**Supplied data:**

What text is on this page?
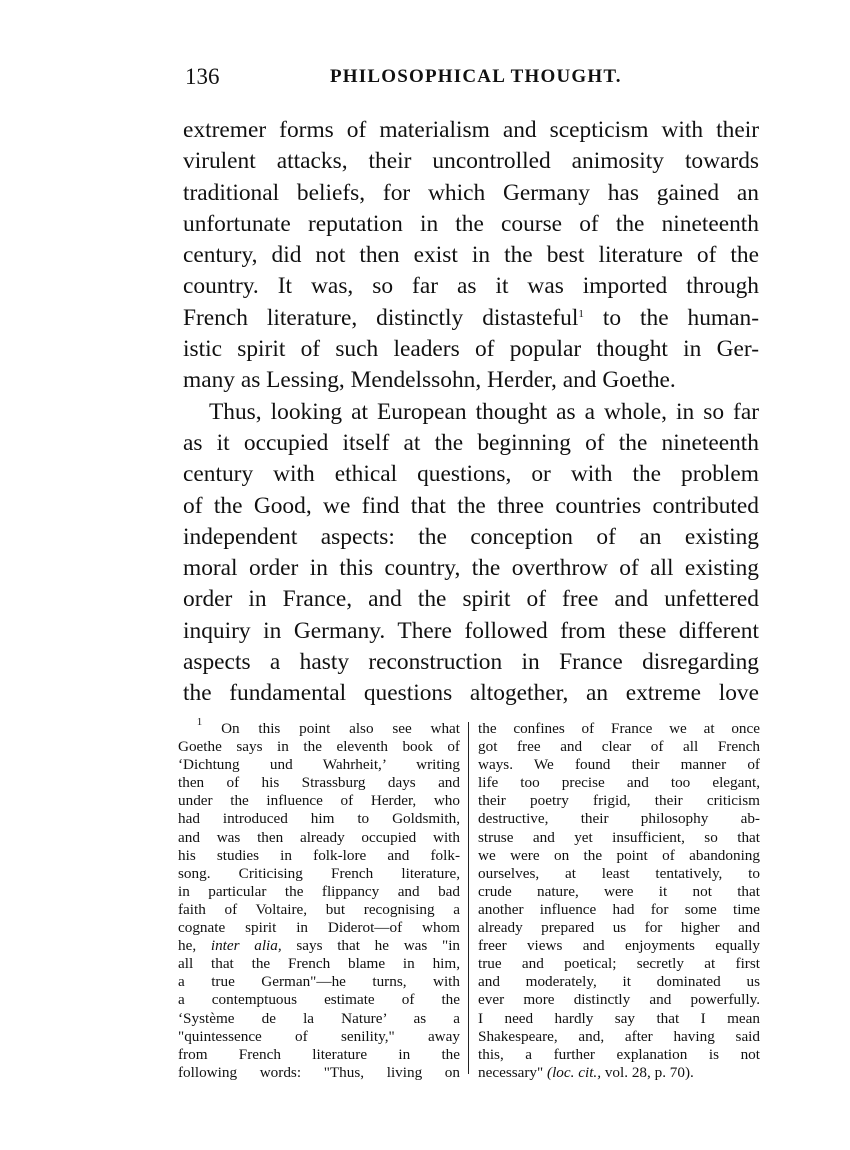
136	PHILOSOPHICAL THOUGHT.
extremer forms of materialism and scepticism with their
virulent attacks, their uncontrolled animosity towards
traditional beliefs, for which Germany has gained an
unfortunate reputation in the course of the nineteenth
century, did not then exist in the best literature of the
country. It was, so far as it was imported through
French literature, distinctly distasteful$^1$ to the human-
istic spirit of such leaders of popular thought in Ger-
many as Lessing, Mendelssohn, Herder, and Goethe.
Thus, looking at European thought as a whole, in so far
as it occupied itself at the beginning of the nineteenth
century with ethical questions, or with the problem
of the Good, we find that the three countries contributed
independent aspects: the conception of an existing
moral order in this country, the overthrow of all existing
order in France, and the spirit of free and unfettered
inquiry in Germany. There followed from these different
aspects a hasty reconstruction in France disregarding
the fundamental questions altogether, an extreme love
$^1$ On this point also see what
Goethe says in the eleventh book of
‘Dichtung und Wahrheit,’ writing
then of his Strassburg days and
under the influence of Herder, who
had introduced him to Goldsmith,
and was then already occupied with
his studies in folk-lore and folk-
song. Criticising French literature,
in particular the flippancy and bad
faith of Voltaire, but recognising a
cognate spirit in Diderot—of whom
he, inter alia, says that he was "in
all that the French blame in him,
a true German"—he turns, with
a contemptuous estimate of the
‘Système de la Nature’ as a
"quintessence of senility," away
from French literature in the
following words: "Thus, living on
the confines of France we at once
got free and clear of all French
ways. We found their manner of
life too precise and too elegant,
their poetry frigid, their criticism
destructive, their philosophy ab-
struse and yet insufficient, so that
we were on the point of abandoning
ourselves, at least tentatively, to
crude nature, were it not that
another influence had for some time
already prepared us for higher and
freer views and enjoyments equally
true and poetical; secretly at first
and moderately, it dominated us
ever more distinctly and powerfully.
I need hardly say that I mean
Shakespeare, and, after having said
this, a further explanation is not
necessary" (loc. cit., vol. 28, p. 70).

...

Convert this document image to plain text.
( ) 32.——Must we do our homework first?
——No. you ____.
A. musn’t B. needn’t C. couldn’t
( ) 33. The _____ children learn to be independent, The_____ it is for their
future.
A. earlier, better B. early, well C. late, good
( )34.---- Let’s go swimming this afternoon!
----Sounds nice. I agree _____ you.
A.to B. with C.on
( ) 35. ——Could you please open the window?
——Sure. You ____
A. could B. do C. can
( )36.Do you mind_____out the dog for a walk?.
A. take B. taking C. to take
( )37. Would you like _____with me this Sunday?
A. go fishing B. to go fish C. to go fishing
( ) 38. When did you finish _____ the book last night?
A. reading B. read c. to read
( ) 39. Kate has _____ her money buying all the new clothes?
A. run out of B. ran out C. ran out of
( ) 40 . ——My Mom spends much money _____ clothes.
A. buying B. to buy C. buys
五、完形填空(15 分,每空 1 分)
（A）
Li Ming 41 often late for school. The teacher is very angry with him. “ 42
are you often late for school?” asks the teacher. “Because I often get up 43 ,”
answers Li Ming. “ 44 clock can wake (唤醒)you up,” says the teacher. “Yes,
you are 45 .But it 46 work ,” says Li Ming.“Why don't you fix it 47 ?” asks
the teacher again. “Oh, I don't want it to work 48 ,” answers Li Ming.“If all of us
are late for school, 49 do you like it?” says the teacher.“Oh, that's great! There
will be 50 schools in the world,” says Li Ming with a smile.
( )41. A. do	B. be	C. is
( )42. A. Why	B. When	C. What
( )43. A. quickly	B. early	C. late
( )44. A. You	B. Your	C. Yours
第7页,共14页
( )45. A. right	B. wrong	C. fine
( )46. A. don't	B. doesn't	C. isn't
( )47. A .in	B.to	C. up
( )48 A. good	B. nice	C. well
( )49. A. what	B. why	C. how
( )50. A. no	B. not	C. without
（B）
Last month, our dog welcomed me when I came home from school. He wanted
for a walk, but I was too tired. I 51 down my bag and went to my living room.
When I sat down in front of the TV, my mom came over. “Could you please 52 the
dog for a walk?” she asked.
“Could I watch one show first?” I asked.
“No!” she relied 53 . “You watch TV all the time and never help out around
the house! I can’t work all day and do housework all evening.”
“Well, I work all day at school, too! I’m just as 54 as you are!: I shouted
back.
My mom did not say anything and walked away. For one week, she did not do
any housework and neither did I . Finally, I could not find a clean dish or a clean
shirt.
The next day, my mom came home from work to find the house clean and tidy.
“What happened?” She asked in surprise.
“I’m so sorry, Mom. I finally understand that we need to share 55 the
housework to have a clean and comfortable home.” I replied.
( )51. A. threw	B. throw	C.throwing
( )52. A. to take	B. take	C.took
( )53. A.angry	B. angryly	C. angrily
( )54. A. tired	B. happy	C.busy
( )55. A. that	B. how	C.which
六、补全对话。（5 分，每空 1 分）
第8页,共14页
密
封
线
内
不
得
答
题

==

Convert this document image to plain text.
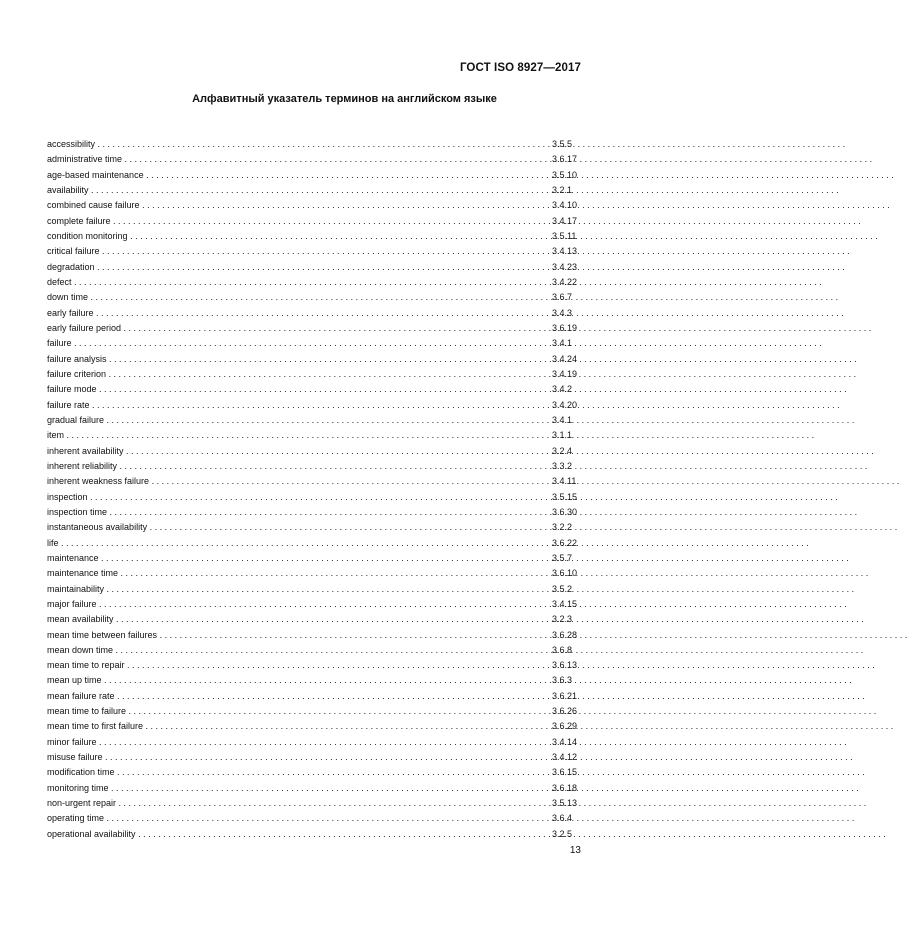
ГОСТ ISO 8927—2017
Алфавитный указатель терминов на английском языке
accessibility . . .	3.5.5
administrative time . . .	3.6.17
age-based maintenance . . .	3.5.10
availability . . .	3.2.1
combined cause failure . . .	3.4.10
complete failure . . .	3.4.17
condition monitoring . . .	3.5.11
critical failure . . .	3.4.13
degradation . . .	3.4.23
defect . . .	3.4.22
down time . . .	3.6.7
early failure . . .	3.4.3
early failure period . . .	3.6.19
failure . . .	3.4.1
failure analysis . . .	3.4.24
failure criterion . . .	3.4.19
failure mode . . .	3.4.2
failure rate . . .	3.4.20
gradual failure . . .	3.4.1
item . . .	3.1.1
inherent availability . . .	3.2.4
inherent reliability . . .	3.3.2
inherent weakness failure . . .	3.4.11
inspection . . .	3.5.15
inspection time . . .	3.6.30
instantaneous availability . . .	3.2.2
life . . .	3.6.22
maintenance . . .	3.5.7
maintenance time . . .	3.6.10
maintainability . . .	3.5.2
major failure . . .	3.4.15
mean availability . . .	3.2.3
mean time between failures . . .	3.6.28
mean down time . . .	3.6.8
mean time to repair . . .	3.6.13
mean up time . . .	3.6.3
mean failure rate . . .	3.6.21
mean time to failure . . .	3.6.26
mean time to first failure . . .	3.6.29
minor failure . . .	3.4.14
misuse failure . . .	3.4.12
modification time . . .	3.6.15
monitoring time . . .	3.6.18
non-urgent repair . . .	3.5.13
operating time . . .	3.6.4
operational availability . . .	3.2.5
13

**Task:** Find the word "asked" in the records and pull out each line that has it.

**Correct answer:**
dog for a walk?” she asked.
“Could I watch one show first?” I asked.
“What happened?” She asked in surprise.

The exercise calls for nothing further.